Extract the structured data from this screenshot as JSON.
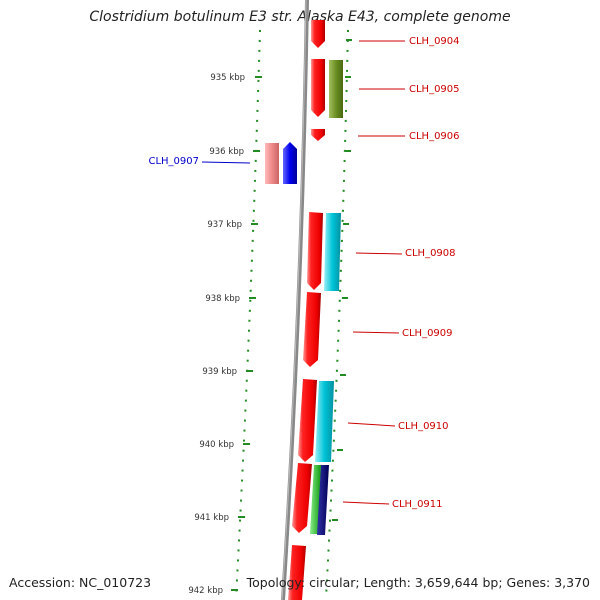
{
  "title": "Clostridium botulinum E3 str. Alaska E43, complete genome",
  "footer": {
    "accession": "Accession: NC_010723",
    "summary": "Topology: circular; Length: 3,659,644 bp; Genes: 3,370"
  },
  "kbp_ticks": [
    "935 kbp",
    "936 kbp",
    "937 kbp",
    "938 kbp",
    "939 kbp",
    "940 kbp",
    "941 kbp",
    "942 kbp"
  ],
  "gene_labels": [
    {
      "id": "CLH_0904",
      "color": "#cc0000"
    },
    {
      "id": "CLH_0905",
      "color": "#cc0000"
    },
    {
      "id": "CLH_0906",
      "color": "#cc0000"
    },
    {
      "id": "CLH_0907",
      "color": "#0000cc"
    },
    {
      "id": "CLH_0908",
      "color": "#cc0000"
    },
    {
      "id": "CLH_0909",
      "color": "#cc0000"
    },
    {
      "id": "CLH_0910",
      "color": "#cc0000"
    },
    {
      "id": "CLH_0911",
      "color": "#cc0000"
    }
  ],
  "colors": {
    "forward_gene": "#ee0000",
    "reverse_gene": "#0000dd",
    "reverse_gene_faint": "#ee8888",
    "olive_feature": "#6b8e23",
    "cyan_feature": "#00bcd4",
    "green_feature": "#22bb22",
    "navy_feature": "#000080",
    "backbone": "#888888",
    "dotted_ring": "#228b22"
  }
}
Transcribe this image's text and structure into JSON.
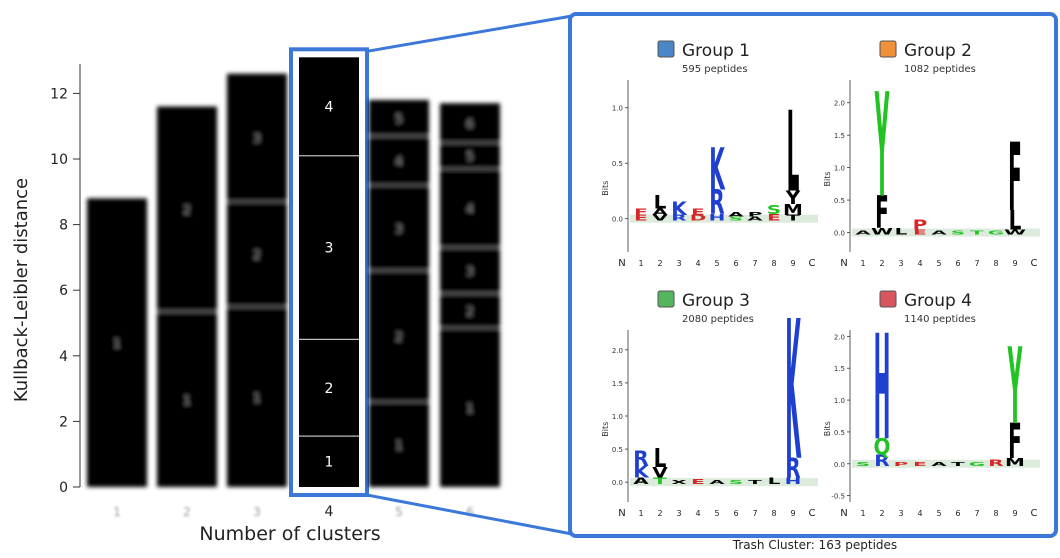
{
  "chart_data": {
    "type": "bar",
    "stacked": true,
    "xlabel": "Number of clusters",
    "ylabel": "Kullback-Leibler distance",
    "ylim": [
      0,
      13
    ],
    "y_ticks": [
      0,
      2,
      4,
      6,
      8,
      10,
      12
    ],
    "categories": [
      "1",
      "2",
      "3",
      "4",
      "5",
      "6"
    ],
    "highlighted_category": "4",
    "bars": [
      {
        "category": "1",
        "total": 8.8,
        "segments": [
          {
            "label": "1",
            "value": 8.8
          }
        ]
      },
      {
        "category": "2",
        "total": 11.6,
        "segments": [
          {
            "label": "1",
            "value": 5.35
          },
          {
            "label": "2",
            "value": 6.25
          }
        ]
      },
      {
        "category": "3",
        "total": 12.6,
        "segments": [
          {
            "label": "1",
            "value": 5.5
          },
          {
            "label": "2",
            "value": 3.2
          },
          {
            "label": "3",
            "value": 3.9
          }
        ]
      },
      {
        "category": "4",
        "total": 13.1,
        "segments": [
          {
            "label": "1",
            "value": 1.55
          },
          {
            "label": "2",
            "value": 2.95
          },
          {
            "label": "3",
            "value": 5.6
          },
          {
            "label": "4",
            "value": 3.0
          }
        ]
      },
      {
        "category": "5",
        "total": 11.8,
        "segments": [
          {
            "label": "1",
            "value": 2.6
          },
          {
            "label": "2",
            "value": 4.0
          },
          {
            "label": "3",
            "value": 2.6
          },
          {
            "label": "4",
            "value": 1.5
          },
          {
            "label": "5",
            "value": 1.1
          }
        ]
      },
      {
        "category": "6",
        "total": 11.7,
        "segments": [
          {
            "label": "1",
            "value": 4.85
          },
          {
            "label": "2",
            "value": 1.05
          },
          {
            "label": "3",
            "value": 1.4
          },
          {
            "label": "4",
            "value": 2.4
          },
          {
            "label": "5",
            "value": 0.8
          },
          {
            "label": "6",
            "value": 1.2
          }
        ]
      }
    ]
  },
  "logo_panels": [
    {
      "group": "Group 1",
      "peptides": "595 peptides",
      "color": "#4a86c8",
      "ylabel": "Bits",
      "yticks": [
        "1.0",
        "0.5",
        "0.0"
      ],
      "xticks": [
        "N",
        "1",
        "2",
        "3",
        "4",
        "5",
        "6",
        "7",
        "8",
        "9",
        "C"
      ],
      "stacks": [
        {
          "pos": 1,
          "letters": [
            [
              "F",
              "#d62728",
              0.06
            ],
            [
              "E",
              "#d62728",
              0.05
            ]
          ]
        },
        {
          "pos": 2,
          "letters": [
            [
              "L",
              "#000000",
              0.12
            ],
            [
              "A",
              "#000000",
              0.06
            ],
            [
              "V",
              "#000000",
              0.05
            ]
          ]
        },
        {
          "pos": 3,
          "letters": [
            [
              "K",
              "#1f3fd1",
              0.12
            ],
            [
              "R",
              "#1f3fd1",
              0.05
            ]
          ]
        },
        {
          "pos": 4,
          "letters": [
            [
              "E",
              "#d62728",
              0.06
            ],
            [
              "D",
              "#d62728",
              0.05
            ]
          ]
        },
        {
          "pos": 5,
          "letters": [
            [
              "K",
              "#1f3fd1",
              0.38
            ],
            [
              "R",
              "#1f3fd1",
              0.22
            ],
            [
              "H",
              "#1f3fd1",
              0.06
            ]
          ]
        },
        {
          "pos": 6,
          "letters": [
            [
              "A",
              "#000000",
              0.04
            ],
            [
              "S",
              "#22c322",
              0.03
            ]
          ]
        },
        {
          "pos": 7,
          "letters": [
            [
              "P",
              "#000000",
              0.04
            ],
            [
              "A",
              "#000000",
              0.03
            ]
          ]
        },
        {
          "pos": 8,
          "letters": [
            [
              "S",
              "#22c322",
              0.08
            ],
            [
              "E",
              "#d62728",
              0.06
            ]
          ]
        },
        {
          "pos": 9,
          "letters": [
            [
              "L",
              "#000000",
              0.72
            ],
            [
              "Y",
              "#000000",
              0.12
            ],
            [
              "T",
              "#000000",
              0.05
            ],
            [
              "M",
              "#000000",
              0.1
            ]
          ]
        }
      ]
    },
    {
      "group": "Group 2",
      "peptides": "1082 peptides",
      "color": "#f0913a",
      "ylabel": "Bits",
      "yticks": [
        "2.0",
        "1.5",
        "1.0",
        "0.5",
        "0.0"
      ],
      "xticks": [
        "N",
        "1",
        "2",
        "3",
        "4",
        "5",
        "6",
        "7",
        "8",
        "9",
        "C"
      ],
      "stacks": [
        {
          "pos": 1,
          "letters": [
            [
              "A",
              "#000000",
              0.05
            ]
          ]
        },
        {
          "pos": 2,
          "letters": [
            [
              "Y",
              "#22c322",
              1.6
            ],
            [
              "F",
              "#000000",
              0.5
            ],
            [
              "W",
              "#000000",
              0.1
            ]
          ]
        },
        {
          "pos": 3,
          "letters": [
            [
              "L",
              "#000000",
              0.1
            ]
          ]
        },
        {
          "pos": 4,
          "letters": [
            [
              "P",
              "#d62728",
              0.15
            ],
            [
              "E",
              "#d62728",
              0.08
            ]
          ]
        },
        {
          "pos": 5,
          "letters": [
            [
              "A",
              "#000000",
              0.05
            ]
          ]
        },
        {
          "pos": 6,
          "letters": [
            [
              "S",
              "#22c322",
              0.04
            ]
          ]
        },
        {
          "pos": 7,
          "letters": [
            [
              "T",
              "#22c322",
              0.04
            ]
          ]
        },
        {
          "pos": 8,
          "letters": [
            [
              "G",
              "#22c322",
              0.06
            ]
          ]
        },
        {
          "pos": 9,
          "letters": [
            [
              "F",
              "#000000",
              1.05
            ],
            [
              "L",
              "#000000",
              0.3
            ],
            [
              "W",
              "#000000",
              0.08
            ]
          ]
        }
      ]
    },
    {
      "group": "Group 3",
      "peptides": "2080 peptides",
      "color": "#55b55e",
      "ylabel": "Bits",
      "yticks": [
        "2.0",
        "1.5",
        "1.0",
        "0.5",
        "0.0"
      ],
      "xticks": [
        "N",
        "1",
        "2",
        "3",
        "4",
        "5",
        "6",
        "7",
        "8",
        "9",
        "C"
      ],
      "stacks": [
        {
          "pos": 1,
          "letters": [
            [
              "R",
              "#1f3fd1",
              0.22
            ],
            [
              "K",
              "#1f3fd1",
              0.18
            ],
            [
              "A",
              "#000000",
              0.1
            ]
          ]
        },
        {
          "pos": 2,
          "letters": [
            [
              "L",
              "#000000",
              0.28
            ],
            [
              "V",
              "#000000",
              0.16
            ],
            [
              "T",
              "#22c322",
              0.1
            ]
          ]
        },
        {
          "pos": 3,
          "letters": [
            [
              "X",
              "#000000",
              0.05
            ]
          ]
        },
        {
          "pos": 4,
          "letters": [
            [
              "E",
              "#d62728",
              0.08
            ]
          ]
        },
        {
          "pos": 5,
          "letters": [
            [
              "A",
              "#000000",
              0.05
            ]
          ]
        },
        {
          "pos": 6,
          "letters": [
            [
              "S",
              "#22c322",
              0.04
            ]
          ]
        },
        {
          "pos": 7,
          "letters": [
            [
              "T",
              "#000000",
              0.04
            ]
          ]
        },
        {
          "pos": 8,
          "letters": [
            [
              "L",
              "#000000",
              0.1
            ]
          ]
        },
        {
          "pos": 9,
          "letters": [
            [
              "K",
              "#1f3fd1",
              2.1
            ],
            [
              "R",
              "#1f3fd1",
              0.3
            ],
            [
              "H",
              "#1f3fd1",
              0.1
            ]
          ]
        }
      ]
    },
    {
      "group": "Group 4",
      "peptides": "1140 peptides",
      "color": "#d9565f",
      "ylabel": "Bits",
      "yticks": [
        "2.0",
        "1.5",
        "1.0",
        "0.5",
        "0.0",
        "-0.5"
      ],
      "xticks": [
        "N",
        "1",
        "2",
        "3",
        "4",
        "5",
        "6",
        "7",
        "8",
        "9",
        "C"
      ],
      "stacks": [
        {
          "pos": 1,
          "letters": [
            [
              "S",
              "#22c322",
              0.05
            ]
          ]
        },
        {
          "pos": 2,
          "letters": [
            [
              "H",
              "#1f3fd1",
              1.65
            ],
            [
              "Q",
              "#22c322",
              0.25
            ],
            [
              "R",
              "#1f3fd1",
              0.18
            ]
          ]
        },
        {
          "pos": 3,
          "letters": [
            [
              "P",
              "#d62728",
              0.06
            ]
          ]
        },
        {
          "pos": 4,
          "letters": [
            [
              "E",
              "#d62728",
              0.05
            ]
          ]
        },
        {
          "pos": 5,
          "letters": [
            [
              "A",
              "#000000",
              0.04
            ]
          ]
        },
        {
          "pos": 6,
          "letters": [
            [
              "T",
              "#000000",
              0.04
            ]
          ]
        },
        {
          "pos": 7,
          "letters": [
            [
              "G",
              "#22c322",
              0.05
            ]
          ]
        },
        {
          "pos": 8,
          "letters": [
            [
              "R",
              "#d62728",
              0.1
            ]
          ]
        },
        {
          "pos": 9,
          "letters": [
            [
              "Y",
              "#22c322",
              1.2
            ],
            [
              "F",
              "#000000",
              0.55
            ],
            [
              "M",
              "#000000",
              0.12
            ]
          ]
        }
      ]
    }
  ],
  "trash_cluster": "Trash Cluster: 163 peptides",
  "highlight_color": "#3b78d8"
}
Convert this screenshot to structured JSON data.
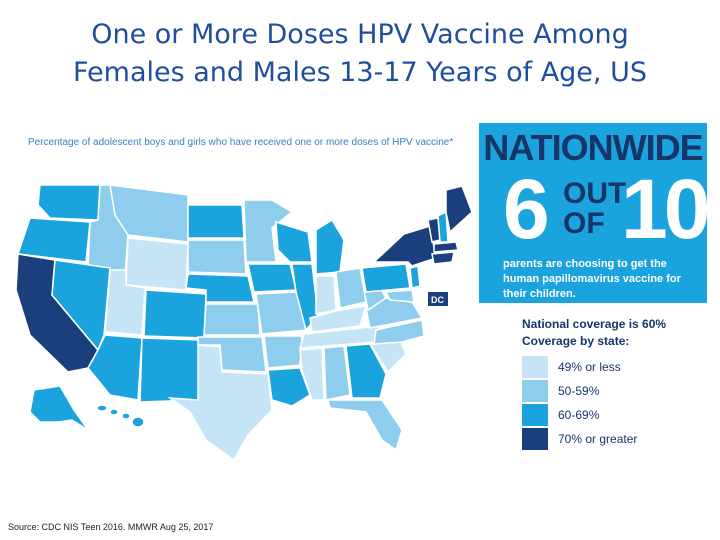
{
  "title_line1": "One or More Doses HPV Vaccine Among",
  "title_line2": "Females and Males 13-17 Years of Age, US",
  "map_subtitle": "Percentage of adolescent boys and girls who have received one or more doses of HPV vaccine*",
  "banner": {
    "headline": "NATIONWIDE",
    "big_number": "6",
    "out_of": "OUT OF",
    "total": "10",
    "text": "parents are choosing to get the human papillomavirus vaccine for their children."
  },
  "legend": {
    "national": "National coverage is 60%",
    "by_state": "Coverage by state:",
    "items": [
      {
        "label": "49% or less",
        "color": "#c5e5f7"
      },
      {
        "label": "50-59%",
        "color": "#8fcdee"
      },
      {
        "label": "60-69%",
        "color": "#1aa3dc"
      },
      {
        "label": "70% or greater",
        "color": "#1a3f7c"
      }
    ]
  },
  "dc_label": "DC",
  "source": "Source: CDC NIS Teen 2016. MMWR Aug 25, 2017",
  "colors": {
    "low": "#c5e5f7",
    "mid": "#8fcdee",
    "high": "#1aa3dc",
    "top": "#1a3f7c",
    "title": "#1f4e9c"
  }
}
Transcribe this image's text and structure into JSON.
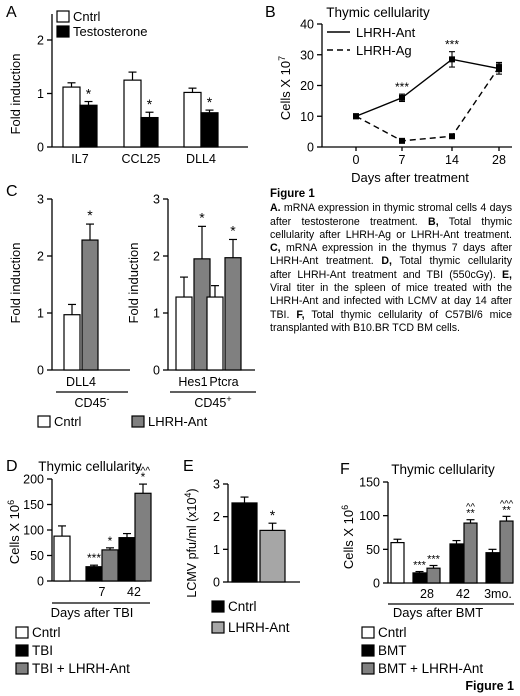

-*-*-

The required output is a copy of each line in the records where the string "structured" occurs.

Extract the structured data from this screenshot as JSON.
Convert this screenshot to structured JSON data.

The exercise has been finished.